- **Goal**: Return every record verbatim.
··· Task data
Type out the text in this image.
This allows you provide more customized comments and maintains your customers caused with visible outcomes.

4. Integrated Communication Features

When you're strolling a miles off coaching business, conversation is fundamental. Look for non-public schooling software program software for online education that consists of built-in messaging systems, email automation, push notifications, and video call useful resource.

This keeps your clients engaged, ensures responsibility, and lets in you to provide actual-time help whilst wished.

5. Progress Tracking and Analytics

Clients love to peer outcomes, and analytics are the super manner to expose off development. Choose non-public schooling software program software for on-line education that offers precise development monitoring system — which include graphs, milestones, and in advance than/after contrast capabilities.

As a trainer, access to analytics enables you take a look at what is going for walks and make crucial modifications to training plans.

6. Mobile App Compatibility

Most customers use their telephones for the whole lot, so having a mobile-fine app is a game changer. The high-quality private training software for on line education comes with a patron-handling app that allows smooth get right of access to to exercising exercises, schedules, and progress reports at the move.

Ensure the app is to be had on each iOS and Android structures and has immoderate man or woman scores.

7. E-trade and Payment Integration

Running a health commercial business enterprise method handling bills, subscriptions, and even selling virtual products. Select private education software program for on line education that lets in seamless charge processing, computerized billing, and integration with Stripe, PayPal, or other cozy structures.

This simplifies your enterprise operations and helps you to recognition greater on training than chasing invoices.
······
- **The answer**:
Type out the text in this image.
This allows you provide more customized comments and maintains your customers caused with visible outcomes.

4. Integrated Communication Features

When you're strolling a miles off coaching business, conversation is fundamental. Look for non-public schooling software program software for online education that consists of built-in messaging systems, email automation, push notifications, and video call useful resource.

This keeps your clients engaged, ensures responsibility, and lets in you to provide actual-time help whilst wished.

5. Progress Tracking and Analytics

Clients love to peer outcomes, and analytics are the super manner to expose off development. Choose non-public schooling software program software for on-line education that offers precise development monitoring system — which include graphs, milestones, and in advance than/after contrast capabilities.

As a trainer, access to analytics enables you take a look at what is going for walks and make crucial modifications to training plans.

6. Mobile App Compatibility

Most customers use their telephones for the whole lot, so having a mobile-fine app is a game changer. The high-quality private training software for on line education comes with a patron-handling app that allows smooth get right of access to to exercising exercises, schedules, and progress reports at the move.

Ensure the app is to be had on each iOS and Android structures and has immoderate man or woman scores.

7. E-trade and Payment Integration

Running a health commercial business enterprise method handling bills, subscriptions, and even selling virtual products. Select private education software program for on line education that lets in seamless charge processing, computerized billing, and integration with Stripe, PayPal, or other cozy structures.

This simplifies your enterprise operations and helps you to recognition greater on training than chasing invoices.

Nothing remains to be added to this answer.